[Source material start]

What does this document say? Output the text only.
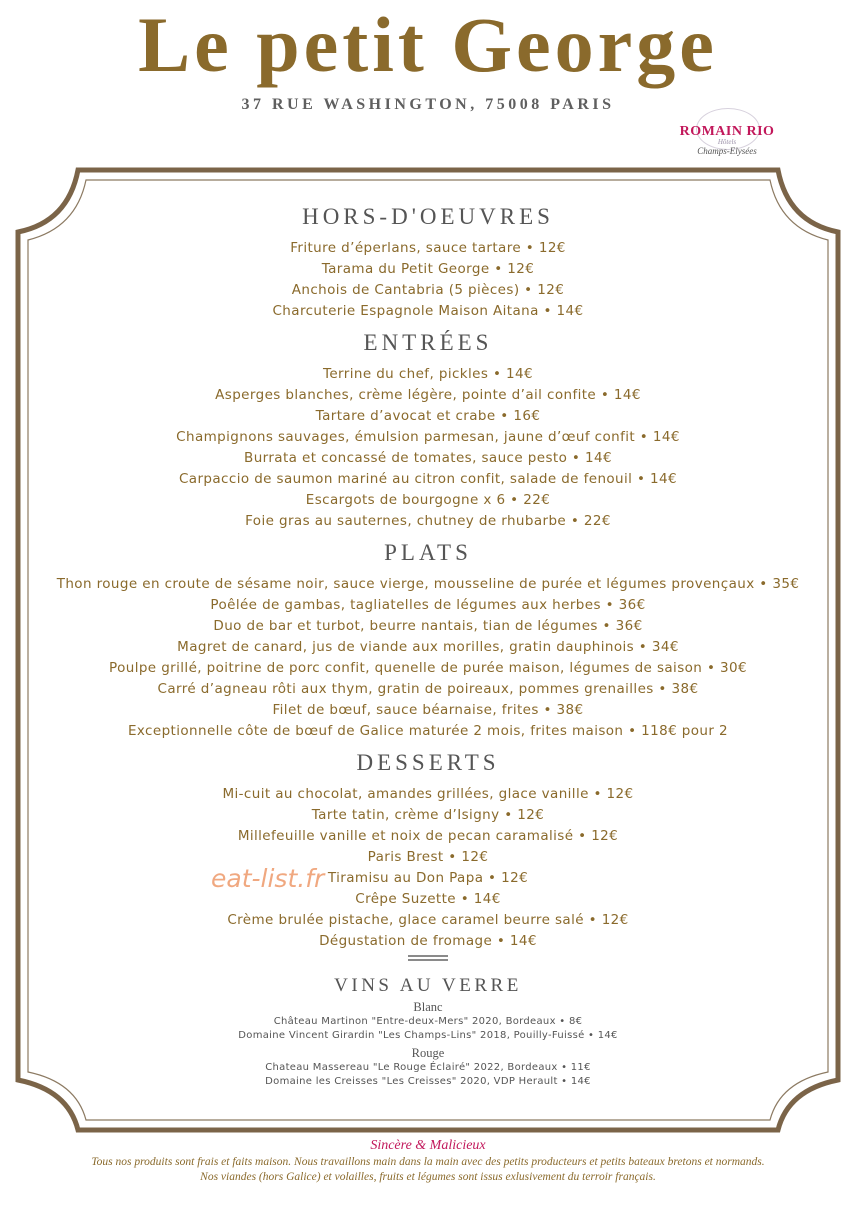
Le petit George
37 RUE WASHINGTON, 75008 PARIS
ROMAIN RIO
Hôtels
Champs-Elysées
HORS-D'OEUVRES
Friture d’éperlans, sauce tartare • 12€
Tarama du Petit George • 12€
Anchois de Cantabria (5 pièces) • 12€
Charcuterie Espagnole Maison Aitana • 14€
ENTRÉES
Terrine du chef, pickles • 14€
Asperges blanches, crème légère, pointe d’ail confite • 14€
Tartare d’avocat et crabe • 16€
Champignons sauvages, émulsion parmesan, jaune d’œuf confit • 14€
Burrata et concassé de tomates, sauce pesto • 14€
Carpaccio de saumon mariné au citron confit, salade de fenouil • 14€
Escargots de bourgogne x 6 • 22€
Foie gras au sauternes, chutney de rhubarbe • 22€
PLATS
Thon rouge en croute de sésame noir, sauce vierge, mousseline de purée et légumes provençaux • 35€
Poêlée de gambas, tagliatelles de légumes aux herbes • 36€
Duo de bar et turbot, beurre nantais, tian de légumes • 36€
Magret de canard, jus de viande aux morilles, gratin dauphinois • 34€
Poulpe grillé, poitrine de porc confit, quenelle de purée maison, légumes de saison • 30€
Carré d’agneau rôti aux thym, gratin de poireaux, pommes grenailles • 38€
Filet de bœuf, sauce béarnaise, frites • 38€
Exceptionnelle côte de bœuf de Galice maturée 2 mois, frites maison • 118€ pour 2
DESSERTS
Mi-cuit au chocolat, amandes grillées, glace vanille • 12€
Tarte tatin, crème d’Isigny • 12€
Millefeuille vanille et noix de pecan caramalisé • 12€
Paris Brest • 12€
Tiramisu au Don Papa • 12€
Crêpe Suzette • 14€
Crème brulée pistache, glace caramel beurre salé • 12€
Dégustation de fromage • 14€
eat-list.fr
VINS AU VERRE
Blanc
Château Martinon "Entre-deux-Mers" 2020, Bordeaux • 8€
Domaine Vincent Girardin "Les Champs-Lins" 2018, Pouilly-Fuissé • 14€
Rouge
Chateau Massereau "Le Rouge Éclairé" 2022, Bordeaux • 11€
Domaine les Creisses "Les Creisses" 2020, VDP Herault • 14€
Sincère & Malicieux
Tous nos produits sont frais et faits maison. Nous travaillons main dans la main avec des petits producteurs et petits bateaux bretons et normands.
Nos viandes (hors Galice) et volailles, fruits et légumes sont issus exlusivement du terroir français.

[Source material end]

■ Required task ■
Repeat all of the entries word for word, but omit the pictures.

■ Exercise solution ■
What does this document say? Output the text only.
Le petit George
37 RUE WASHINGTON, 75008 PARIS
ROMAIN RIO
Hôtels
Champs-Elysées
HORS-D'OEUVRES
Friture d’éperlans, sauce tartare • 12€
Tarama du Petit George • 12€
Anchois de Cantabria (5 pièces) • 12€
Charcuterie Espagnole Maison Aitana • 14€
ENTRÉES
Terrine du chef, pickles • 14€
Asperges blanches, crème légère, pointe d’ail confite • 14€
Tartare d’avocat et crabe • 16€
Champignons sauvages, émulsion parmesan, jaune d’œuf confit • 14€
Burrata et concassé de tomates, sauce pesto • 14€
Carpaccio de saumon mariné au citron confit, salade de fenouil • 14€
Escargots de bourgogne x 6 • 22€
Foie gras au sauternes, chutney de rhubarbe • 22€
PLATS
Thon rouge en croute de sésame noir, sauce vierge, mousseline de purée et légumes provençaux • 35€
Poêlée de gambas, tagliatelles de légumes aux herbes • 36€
Duo de bar et turbot, beurre nantais, tian de légumes • 36€
Magret de canard, jus de viande aux morilles, gratin dauphinois • 34€
Poulpe grillé, poitrine de porc confit, quenelle de purée maison, légumes de saison • 30€
Carré d’agneau rôti aux thym, gratin de poireaux, pommes grenailles • 38€
Filet de bœuf, sauce béarnaise, frites • 38€
Exceptionnelle côte de bœuf de Galice maturée 2 mois, frites maison • 118€ pour 2
DESSERTS
Mi-cuit au chocolat, amandes grillées, glace vanille • 12€
Tarte tatin, crème d’Isigny • 12€
Millefeuille vanille et noix de pecan caramalisé • 12€
Paris Brest • 12€
Tiramisu au Don Papa • 12€
Crêpe Suzette • 14€
Crème brulée pistache, glace caramel beurre salé • 12€
Dégustation de fromage • 14€
eat-list.fr
VINS AU VERRE
Blanc
Château Martinon "Entre-deux-Mers" 2020, Bordeaux • 8€
Domaine Vincent Girardin "Les Champs-Lins" 2018, Pouilly-Fuissé • 14€
Rouge
Chateau Massereau "Le Rouge Éclairé" 2022, Bordeaux • 11€
Domaine les Creisses "Les Creisses" 2020, VDP Herault • 14€
Sincère & Malicieux
Tous nos produits sont frais et faits maison. Nous travaillons main dans la main avec des petits producteurs et petits bateaux bretons et normands.
Nos viandes (hors Galice) et volailles, fruits et légumes sont issus exlusivement du terroir français.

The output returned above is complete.